■ Aim of the task
Scan the lines below for the string "questions" and copy every one that has it.

■ Stored rows

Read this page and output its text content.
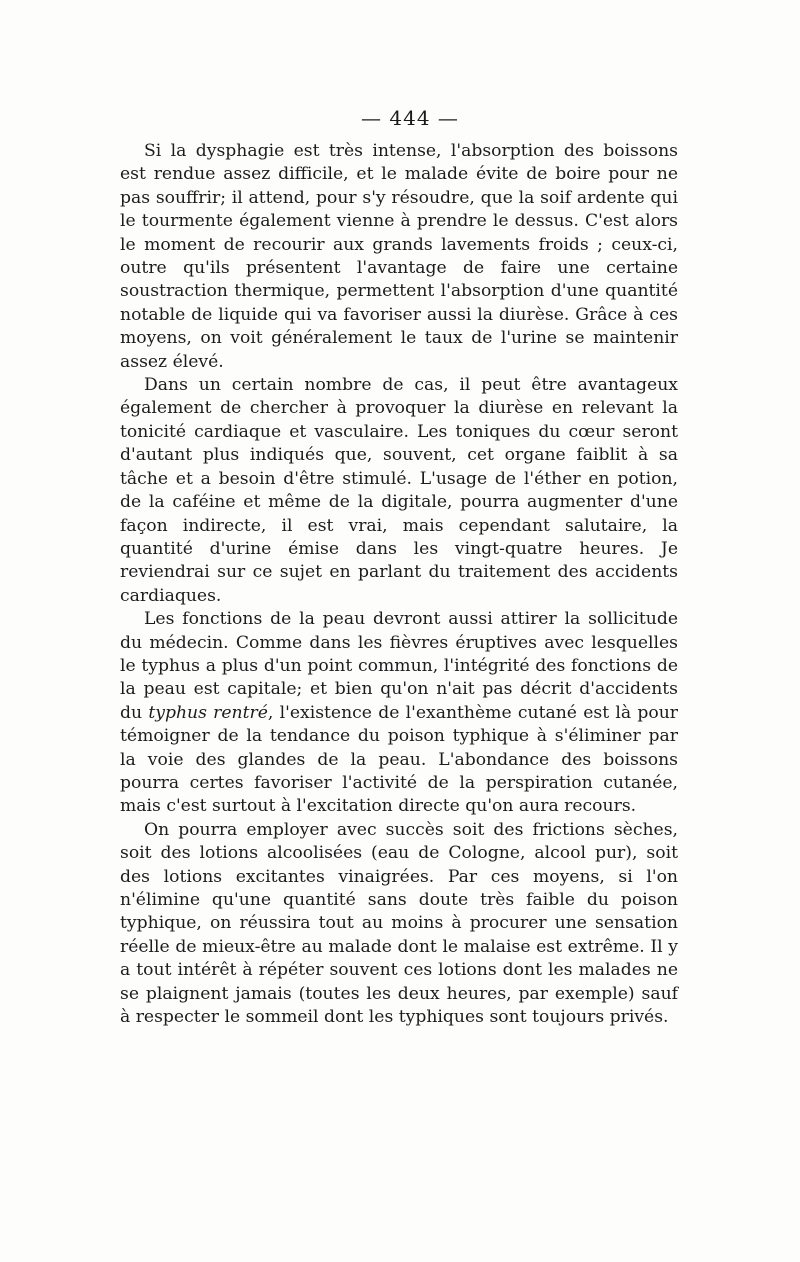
— 444 —

Si la dysphagie est très intense, l'absorption des boissons est rendue assez difficile, et le malade évite de boire pour ne pas souffrir; il attend, pour s'y résoudre, que la soif ardente qui le tourmente également vienne à prendre le dessus. C'est alors le moment de recourir aux grands lavements froids ; ceux-ci, outre qu'ils présentent l'avantage de faire une certaine soustraction thermique, permettent l'absorption d'une quantité notable de liquide qui va favoriser aussi la diurèse. Grâce à ces moyens, on voit généralement le taux de l'urine se maintenir assez élevé.

Dans un certain nombre de cas, il peut être avantageux également de chercher à provoquer la diurèse en relevant la tonicité cardiaque et vasculaire. Les toniques du cœur seront d'autant plus indiqués que, souvent, cet organe faiblit à sa tâche et a besoin d'être stimulé. L'usage de l'éther en potion, de la caféine et même de la digitale, pourra augmenter d'une façon indirecte, il est vrai, mais cependant salutaire, la quantité d'urine émise dans les vingt-quatre heures. Je reviendrai sur ce sujet en parlant du traitement des accidents cardiaques.

Les fonctions de la peau devront aussi attirer la sollicitude du médecin. Comme dans les fièvres éruptives avec lesquelles le typhus a plus d'un point commun, l'intégrité des fonctions de la peau est capitale; et bien qu'on n'ait pas décrit d'accidents du typhus rentré, l'existence de l'exanthème cutané est là pour témoigner de la tendance du poison typhique à s'éliminer par la voie des glandes de la peau. L'abondance des boissons pourra certes favoriser l'activité de la perspiration cutanée, mais c'est surtout à l'excitation directe qu'on aura recours.

On pourra employer avec succès soit des frictions sèches, soit des lotions alcoolisées (eau de Cologne, alcool pur), soit des lotions excitantes vinaigrées. Par ces moyens, si l'on n'élimine qu'une quantité sans doute très faible du poison typhique, on réussira tout au moins à procurer une sensation réelle de mieux-être au malade dont le malaise est extrême. Il y a tout intérêt à répéter souvent ces lotions dont les malades ne se plaignent jamais (toutes les deux heures, par exemple) sauf à respecter le sommeil dont les typhiques sont toujours privés.
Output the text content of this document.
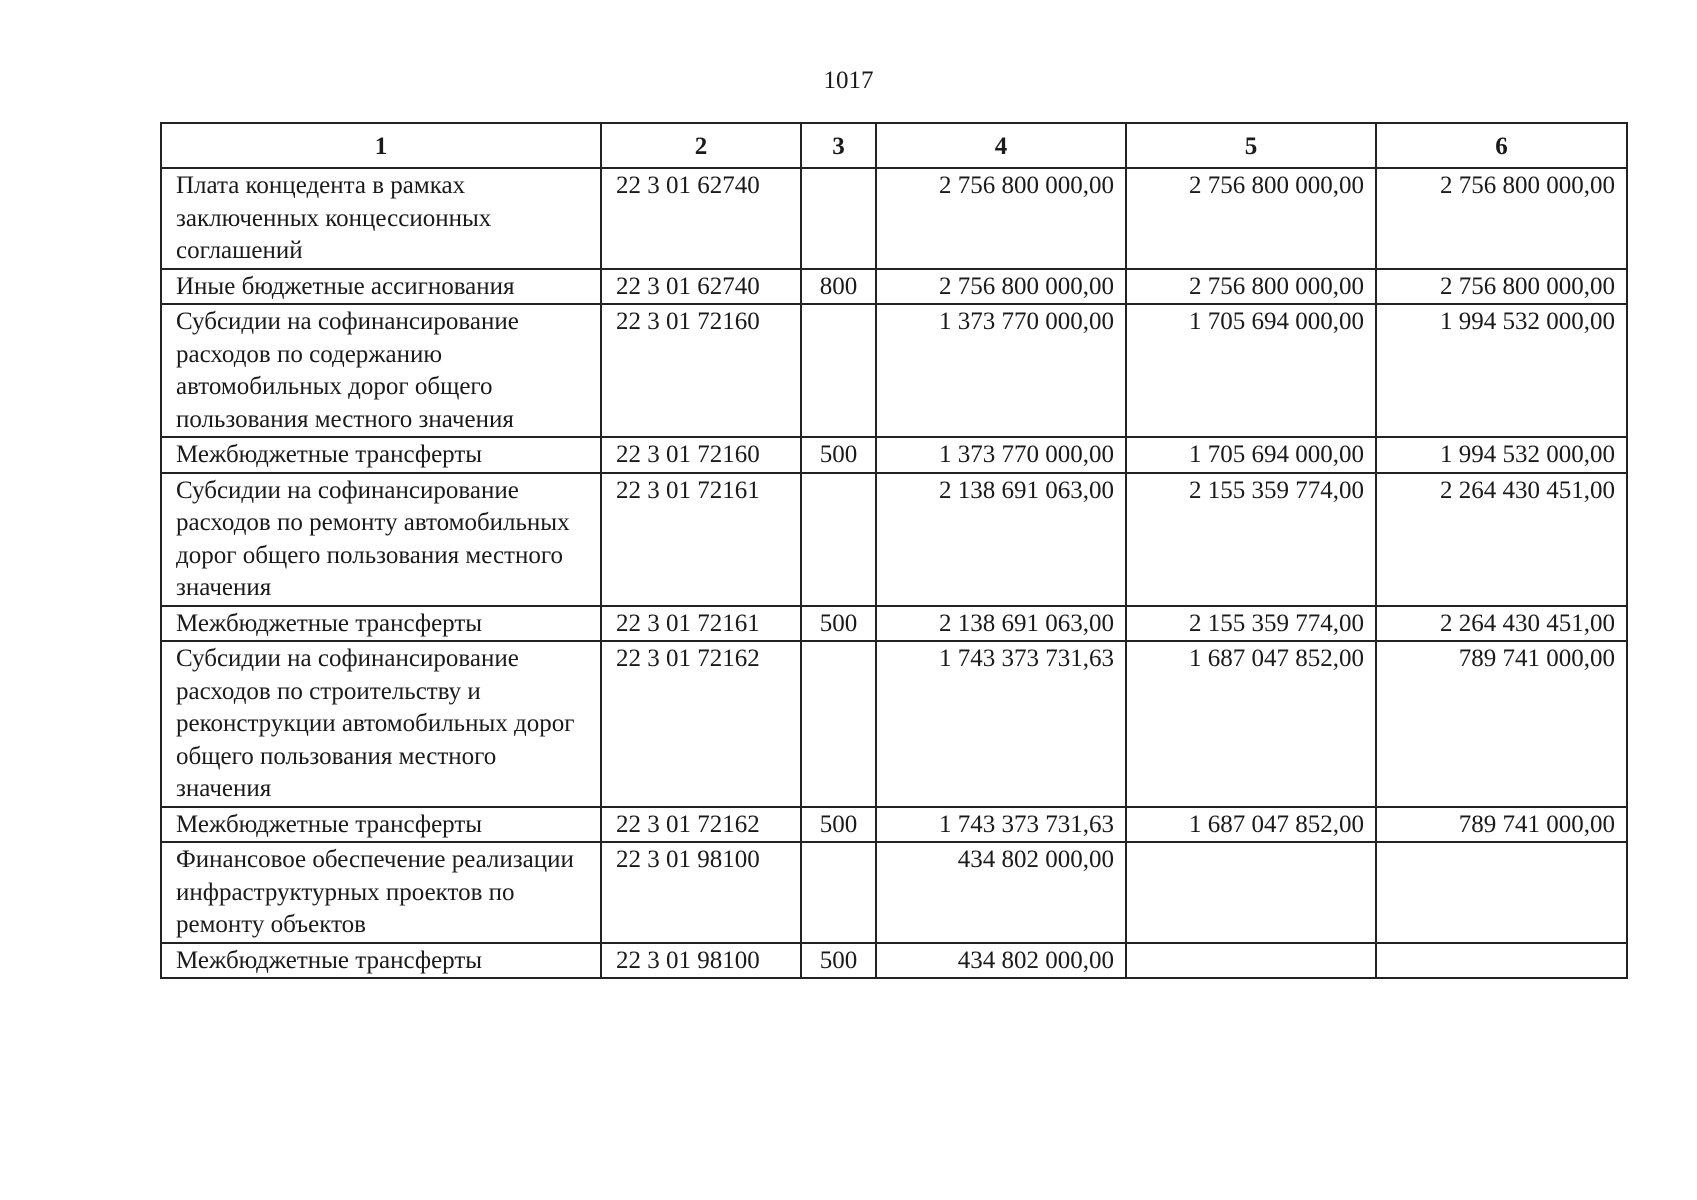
1017
1	2	3	4	5	6
Плата концедента в рамках заключенных концессионных соглашений	22 3 01 62740		2 756 800 000,00	2 756 800 000,00	2 756 800 000,00
Иные бюджетные ассигнования	22 3 01 62740	800	2 756 800 000,00	2 756 800 000,00	2 756 800 000,00
Субсидии на софинансирование расходов по содержанию автомобильных дорог общего пользования местного значения	22 3 01 72160		1 373 770 000,00	1 705 694 000,00	1 994 532 000,00
Межбюджетные трансферты	22 3 01 72160	500	1 373 770 000,00	1 705 694 000,00	1 994 532 000,00
Субсидии на софинансирование расходов по ремонту автомобильных дорог общего пользования местного значения	22 3 01 72161		2 138 691 063,00	2 155 359 774,00	2 264 430 451,00
Межбюджетные трансферты	22 3 01 72161	500	2 138 691 063,00	2 155 359 774,00	2 264 430 451,00
Субсидии на софинансирование расходов по строительству и реконструкции автомобильных дорог общего пользования местного значения	22 3 01 72162		1 743 373 731,63	1 687 047 852,00	789 741 000,00
Межбюджетные трансферты	22 3 01 72162	500	1 743 373 731,63	1 687 047 852,00	789 741 000,00
Финансовое обеспечение реализации инфраструктурных проектов по ремонту объектов	22 3 01 98100		434 802 000,00		
Межбюджетные трансферты	22 3 01 98100	500	434 802 000,00		
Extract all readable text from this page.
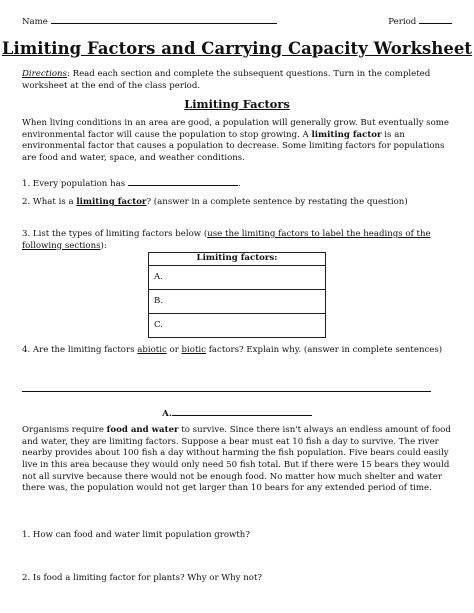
Name	Period
Limiting Factors and Carrying Capacity Worksheet

Directions: Read each section and complete the subsequent questions. Turn in the completed worksheet at the end of the class period.

Limiting Factors

When living conditions in an area are good, a population will generally grow. But eventually some environmental factor will cause the population to stop growing. A limiting factor is an environmental factor that causes a population to decrease. Some limiting factors for populations are food and water, space, and weather conditions.

1. Every population has	.

2. What is a limiting factor? (answer in a complete sentence by restating the question)

3. List the types of limiting factors below (use the limiting factors to label the headings of the following sections):

Limiting factors:
A.
B.
C.

4. Are the limiting factors abiotic or biotic factors? Explain why. (answer in complete sentences)

A.

Organisms require food and water to survive. Since there isn't always an endless amount of food and water, they are limiting factors. Suppose a bear must eat 10 fish a day to survive. The river nearby provides about 100 fish a day without harming the fish population. Five bears could easily live in this area because they would only need 50 fish total. But if there were 15 bears they would not all survive because there would not be enough food. No matter how much shelter and water there was, the population would not get larger than 10 bears for any extended period of time.

1. How can food and water limit population growth?

2. Is food a limiting factor for plants? Why or Why not?
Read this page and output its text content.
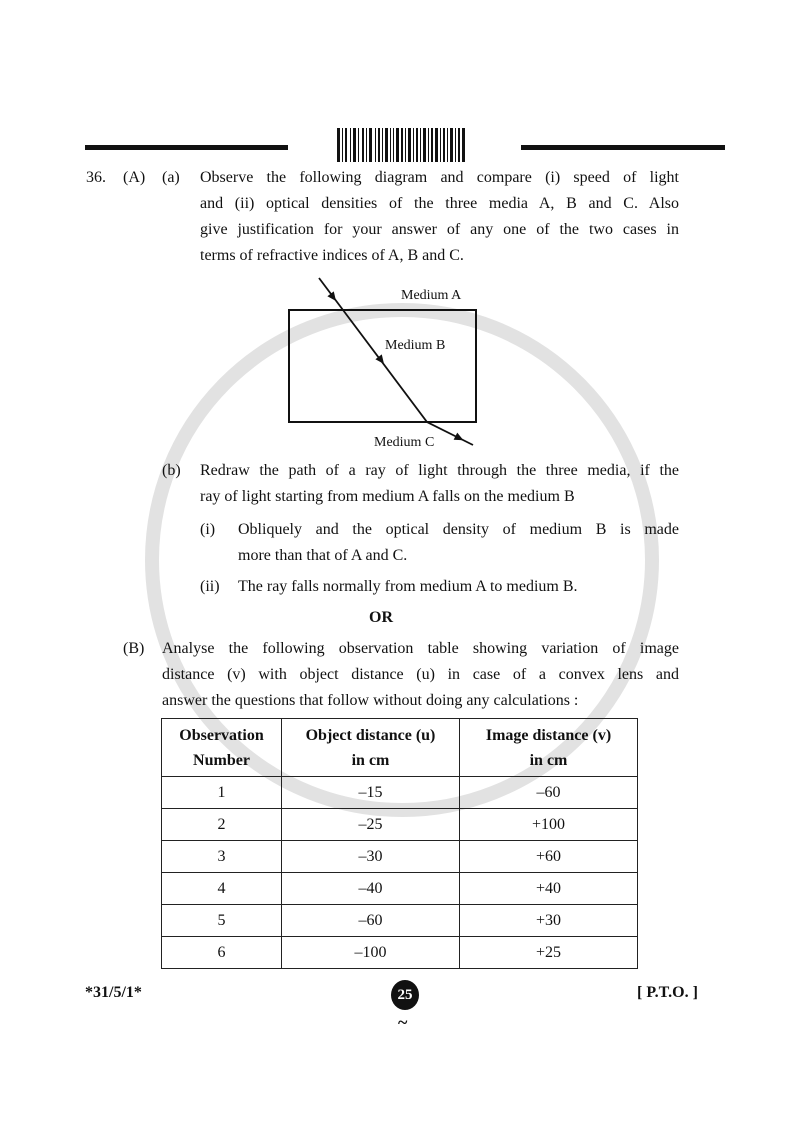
36. (A) (a) Observe the following diagram and compare (i) speed of light
and (ii) optical densities of the three media A, B and C. Also
give justification for your answer of any one of the two cases in
terms of refractive indices of A, B and C.
Medium A
Medium B
Medium C
(b) Redraw the path of a ray of light through the three media, if the
ray of light starting from medium A falls on the medium B
(i) Obliquely and the optical density of medium B is made
more than that of A and C.
(ii) The ray falls normally from medium A to medium B.
OR
(B) Analyse the following observation table showing variation of image
distance (v) with object distance (u) in case of a convex lens and
answer the questions that follow without doing any calculations :
Observation
Number	Object distance (u)
in cm	Image distance (v)
in cm
1	–15	–60
2	–25	+100
3	–30	+60
4	–40	+40
5	–60	+30
6	–100	+25
*31/5/1*	25
~
[ P.T.O. ]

■ Solved problem
Directions: Read each section and complete the subsequent questions. Turn in the completed worksheet at the end of the class period.
answer the questions that follow without doing any calculations :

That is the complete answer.